Exercise task 1: List every R function that the code in the OLS regression extract below calls.
Exercise task 2: Pick up the OLS regression extract below and keep writing from the point after its final line of code.

Extract:

The formulas presented above may not be very intuitive at first glance. The following interactive application aims to help you understand the mechanics of OLS. You can add observations by clicking into the coordinate system where the data are represented by points. Once two or more observations are available, the application computes a regression line using OLS and some statistics which are displayed in the right panel. The results are updated as you add further observations to the left panel. A double-click resets the application, i.e., all data are removed.
There are many possible ways to compute \(\hat{\beta}_0\) and \(\hat{\beta}_1\) in R. For example, we could implement the formulas presented in Key Concept 4.2 with two of R’s most basic functions: mean() and sum().
attach(CASchools) # allows to use the variables contained in CASchools directly
# compute beta_1_hat
beta_1 <- sum((STR - mean(STR)) * (score - mean(score))) / sum((STR - mean(STR))^2)
# compute beta_0_hat
beta_0 <- mean(score) - beta_1 * mean(STR)

Supplied data:
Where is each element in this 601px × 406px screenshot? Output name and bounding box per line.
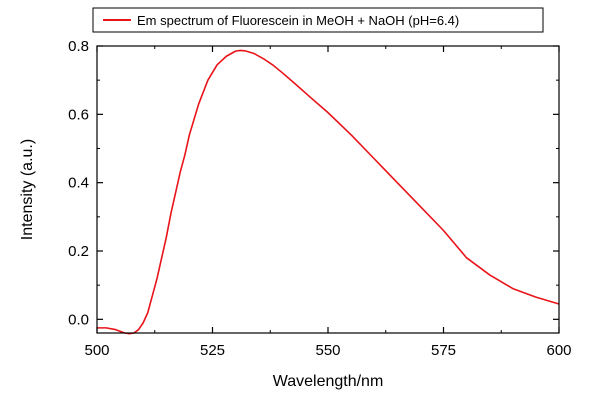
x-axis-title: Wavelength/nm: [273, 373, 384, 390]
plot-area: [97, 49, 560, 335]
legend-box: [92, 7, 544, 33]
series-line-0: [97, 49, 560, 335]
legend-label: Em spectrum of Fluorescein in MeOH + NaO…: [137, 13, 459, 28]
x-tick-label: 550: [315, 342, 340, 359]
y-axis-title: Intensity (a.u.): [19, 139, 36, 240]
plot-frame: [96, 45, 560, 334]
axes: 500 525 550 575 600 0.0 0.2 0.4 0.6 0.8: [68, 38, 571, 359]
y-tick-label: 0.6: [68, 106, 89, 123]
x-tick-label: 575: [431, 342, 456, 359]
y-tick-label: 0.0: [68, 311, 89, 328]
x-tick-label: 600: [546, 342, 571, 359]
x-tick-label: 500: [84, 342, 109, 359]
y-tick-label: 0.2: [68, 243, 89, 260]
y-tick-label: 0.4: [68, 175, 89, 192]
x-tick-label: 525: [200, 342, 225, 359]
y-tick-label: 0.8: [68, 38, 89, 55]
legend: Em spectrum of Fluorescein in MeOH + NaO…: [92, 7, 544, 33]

* * *

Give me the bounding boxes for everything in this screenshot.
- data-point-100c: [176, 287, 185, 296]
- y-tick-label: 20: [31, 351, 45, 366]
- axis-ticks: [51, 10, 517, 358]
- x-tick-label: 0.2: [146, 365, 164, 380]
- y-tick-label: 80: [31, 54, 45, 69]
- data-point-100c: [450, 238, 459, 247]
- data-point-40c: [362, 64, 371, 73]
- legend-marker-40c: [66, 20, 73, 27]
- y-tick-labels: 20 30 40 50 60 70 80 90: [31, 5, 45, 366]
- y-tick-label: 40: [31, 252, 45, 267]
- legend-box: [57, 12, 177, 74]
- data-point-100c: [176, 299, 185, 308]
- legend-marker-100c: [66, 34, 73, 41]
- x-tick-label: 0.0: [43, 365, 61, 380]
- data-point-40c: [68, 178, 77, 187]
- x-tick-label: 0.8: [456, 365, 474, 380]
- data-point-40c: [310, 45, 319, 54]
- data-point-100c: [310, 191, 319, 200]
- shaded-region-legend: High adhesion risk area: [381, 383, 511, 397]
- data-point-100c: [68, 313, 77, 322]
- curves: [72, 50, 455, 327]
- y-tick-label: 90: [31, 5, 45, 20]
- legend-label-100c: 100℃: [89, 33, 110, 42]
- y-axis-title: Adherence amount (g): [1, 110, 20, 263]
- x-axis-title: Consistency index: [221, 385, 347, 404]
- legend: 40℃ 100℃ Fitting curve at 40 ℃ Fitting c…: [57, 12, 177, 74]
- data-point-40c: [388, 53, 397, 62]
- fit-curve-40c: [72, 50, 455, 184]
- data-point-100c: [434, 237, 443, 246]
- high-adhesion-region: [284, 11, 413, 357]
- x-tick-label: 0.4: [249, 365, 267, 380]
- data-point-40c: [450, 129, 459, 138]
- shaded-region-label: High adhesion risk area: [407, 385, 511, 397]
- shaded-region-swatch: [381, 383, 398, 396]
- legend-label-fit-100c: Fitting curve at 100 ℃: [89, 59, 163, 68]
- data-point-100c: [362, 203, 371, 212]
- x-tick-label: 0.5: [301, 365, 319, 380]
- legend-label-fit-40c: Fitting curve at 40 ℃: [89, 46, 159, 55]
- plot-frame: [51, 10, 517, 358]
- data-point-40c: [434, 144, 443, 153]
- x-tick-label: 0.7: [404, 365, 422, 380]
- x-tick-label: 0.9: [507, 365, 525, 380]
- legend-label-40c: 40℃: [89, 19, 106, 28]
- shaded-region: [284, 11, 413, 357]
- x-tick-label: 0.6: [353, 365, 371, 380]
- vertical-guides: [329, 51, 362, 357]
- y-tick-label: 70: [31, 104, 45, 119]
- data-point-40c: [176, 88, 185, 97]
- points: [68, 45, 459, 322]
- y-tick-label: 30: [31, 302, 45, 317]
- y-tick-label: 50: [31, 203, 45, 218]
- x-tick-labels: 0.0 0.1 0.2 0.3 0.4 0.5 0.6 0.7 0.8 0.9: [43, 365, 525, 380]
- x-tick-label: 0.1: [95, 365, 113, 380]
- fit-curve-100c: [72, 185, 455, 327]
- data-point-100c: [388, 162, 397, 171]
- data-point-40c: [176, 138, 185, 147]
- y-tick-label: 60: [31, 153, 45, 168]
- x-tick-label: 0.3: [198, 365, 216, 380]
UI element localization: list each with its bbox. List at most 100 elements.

Reply 1: attach(), sum(), mean()

Reply 2:
# print the results to the console
beta_1
## [1] -2.279808
beta_0
## [1] 698.9329
Of course, there are even more manual ways to perform these tasks. With OLS being one of the most widely-used estimation techniques, R of course already contains a built-in function named lm() (linear model) which can be used to carry out regression analysis.
The first argument of the function to be specified is, similar to plot(), the regression formula with the basic syntax y ~ x where y is the dependent variable and x the explanatory variable. The argument data determines the data set to be used in the regression. We now revisit the example from the book where the relationship between the test scores and the class sizes is analyzed. The following code uses lm() to replicate the results presented in figure 4.3 of the book.
# estimate the model and assign the result to linear_model
linear_model <- lm(score ~ STR, data = CASchools)
# print the standard output of the estimated lm object to the console
linear_model
##
## Call:
## lm(formula = score ~ STR, data = CASchools)
##
## Coefficients:
## (Intercept) STR
## 698.93 -2.28
Let us add the estimated regression line to the plot. This time we also enlarge the ranges of both axes by setting the arguments xlim and ylim.
# plot the data
plot(score ~ STR,
data = CASchools,
main = "Scatterplot of TestScore and STR",
xlab = "STR (X)",
ylab = "Test Score (Y)",
xlim = c(10, 30),
ylim = c(600, 720))
# add the regression line
abline(linear_model)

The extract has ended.